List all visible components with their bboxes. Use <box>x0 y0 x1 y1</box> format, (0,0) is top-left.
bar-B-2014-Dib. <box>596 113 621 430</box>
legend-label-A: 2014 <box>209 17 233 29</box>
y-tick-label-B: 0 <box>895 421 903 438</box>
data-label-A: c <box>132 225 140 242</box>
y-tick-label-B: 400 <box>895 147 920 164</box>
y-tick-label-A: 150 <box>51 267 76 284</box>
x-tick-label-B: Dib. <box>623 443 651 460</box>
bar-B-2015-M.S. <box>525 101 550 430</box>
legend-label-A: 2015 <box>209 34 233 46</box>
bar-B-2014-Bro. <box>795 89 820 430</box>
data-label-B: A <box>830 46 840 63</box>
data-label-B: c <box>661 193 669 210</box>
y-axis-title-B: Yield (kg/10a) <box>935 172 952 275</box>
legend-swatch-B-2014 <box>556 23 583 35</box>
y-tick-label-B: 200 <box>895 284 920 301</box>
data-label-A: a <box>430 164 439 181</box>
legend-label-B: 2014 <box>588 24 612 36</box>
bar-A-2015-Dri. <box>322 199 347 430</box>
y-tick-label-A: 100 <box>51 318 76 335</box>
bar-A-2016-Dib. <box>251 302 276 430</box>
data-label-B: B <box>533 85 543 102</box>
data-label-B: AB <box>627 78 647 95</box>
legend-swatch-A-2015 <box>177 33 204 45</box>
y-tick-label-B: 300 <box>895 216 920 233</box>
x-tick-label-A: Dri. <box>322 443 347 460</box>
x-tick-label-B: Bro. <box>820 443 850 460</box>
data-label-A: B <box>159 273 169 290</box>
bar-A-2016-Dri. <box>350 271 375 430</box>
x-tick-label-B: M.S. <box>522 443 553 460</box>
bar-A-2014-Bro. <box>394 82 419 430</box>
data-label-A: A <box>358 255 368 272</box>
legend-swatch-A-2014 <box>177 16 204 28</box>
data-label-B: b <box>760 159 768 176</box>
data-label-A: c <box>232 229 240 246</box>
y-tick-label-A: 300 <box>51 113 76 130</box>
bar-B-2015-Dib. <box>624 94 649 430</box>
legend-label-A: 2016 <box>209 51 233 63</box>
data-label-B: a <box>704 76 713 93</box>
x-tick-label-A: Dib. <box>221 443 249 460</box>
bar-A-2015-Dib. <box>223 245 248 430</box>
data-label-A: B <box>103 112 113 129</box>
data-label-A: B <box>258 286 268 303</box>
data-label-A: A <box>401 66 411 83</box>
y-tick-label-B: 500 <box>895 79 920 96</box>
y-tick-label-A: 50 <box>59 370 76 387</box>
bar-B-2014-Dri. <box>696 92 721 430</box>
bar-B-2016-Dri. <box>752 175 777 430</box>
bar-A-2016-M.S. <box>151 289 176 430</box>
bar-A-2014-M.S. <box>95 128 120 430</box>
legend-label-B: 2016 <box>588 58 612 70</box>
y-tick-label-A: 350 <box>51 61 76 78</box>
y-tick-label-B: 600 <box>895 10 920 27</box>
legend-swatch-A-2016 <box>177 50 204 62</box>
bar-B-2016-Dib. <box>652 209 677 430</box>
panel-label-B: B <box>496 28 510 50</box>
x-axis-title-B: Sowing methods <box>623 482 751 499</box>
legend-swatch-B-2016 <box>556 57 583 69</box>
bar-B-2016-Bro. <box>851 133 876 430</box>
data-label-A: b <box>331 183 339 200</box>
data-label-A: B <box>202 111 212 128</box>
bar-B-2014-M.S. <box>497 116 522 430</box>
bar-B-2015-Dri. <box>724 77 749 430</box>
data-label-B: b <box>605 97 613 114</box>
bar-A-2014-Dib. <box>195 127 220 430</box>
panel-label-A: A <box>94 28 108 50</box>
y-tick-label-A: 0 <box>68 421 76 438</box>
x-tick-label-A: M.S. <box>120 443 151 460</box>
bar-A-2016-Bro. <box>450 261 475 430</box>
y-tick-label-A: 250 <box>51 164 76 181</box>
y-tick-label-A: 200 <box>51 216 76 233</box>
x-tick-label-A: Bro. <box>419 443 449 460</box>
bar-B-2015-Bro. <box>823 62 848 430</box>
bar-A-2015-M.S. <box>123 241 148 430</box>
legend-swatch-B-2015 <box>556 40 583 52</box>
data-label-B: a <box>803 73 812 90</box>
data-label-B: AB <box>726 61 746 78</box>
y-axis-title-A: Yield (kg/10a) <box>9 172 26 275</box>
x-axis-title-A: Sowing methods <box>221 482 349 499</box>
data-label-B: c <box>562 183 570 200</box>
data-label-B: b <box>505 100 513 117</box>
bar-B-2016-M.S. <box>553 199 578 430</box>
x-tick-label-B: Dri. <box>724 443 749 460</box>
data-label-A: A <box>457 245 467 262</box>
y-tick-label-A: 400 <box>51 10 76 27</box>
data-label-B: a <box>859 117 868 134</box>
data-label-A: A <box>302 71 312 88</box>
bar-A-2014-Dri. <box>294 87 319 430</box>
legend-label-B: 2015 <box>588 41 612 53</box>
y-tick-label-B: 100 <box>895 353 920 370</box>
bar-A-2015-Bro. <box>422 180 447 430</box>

○ ○ ○

Pull out each line from the entries above that contains the string "axis", treating uppercase and lowercase as different.

y-axis-title-B: Yield (kg/10a) <box>935 172 952 275</box>
x-axis-title-B: Sowing methods <box>623 482 751 499</box>
y-axis-title-A: Yield (kg/10a) <box>9 172 26 275</box>
x-axis-title-A: Sowing methods <box>221 482 349 499</box>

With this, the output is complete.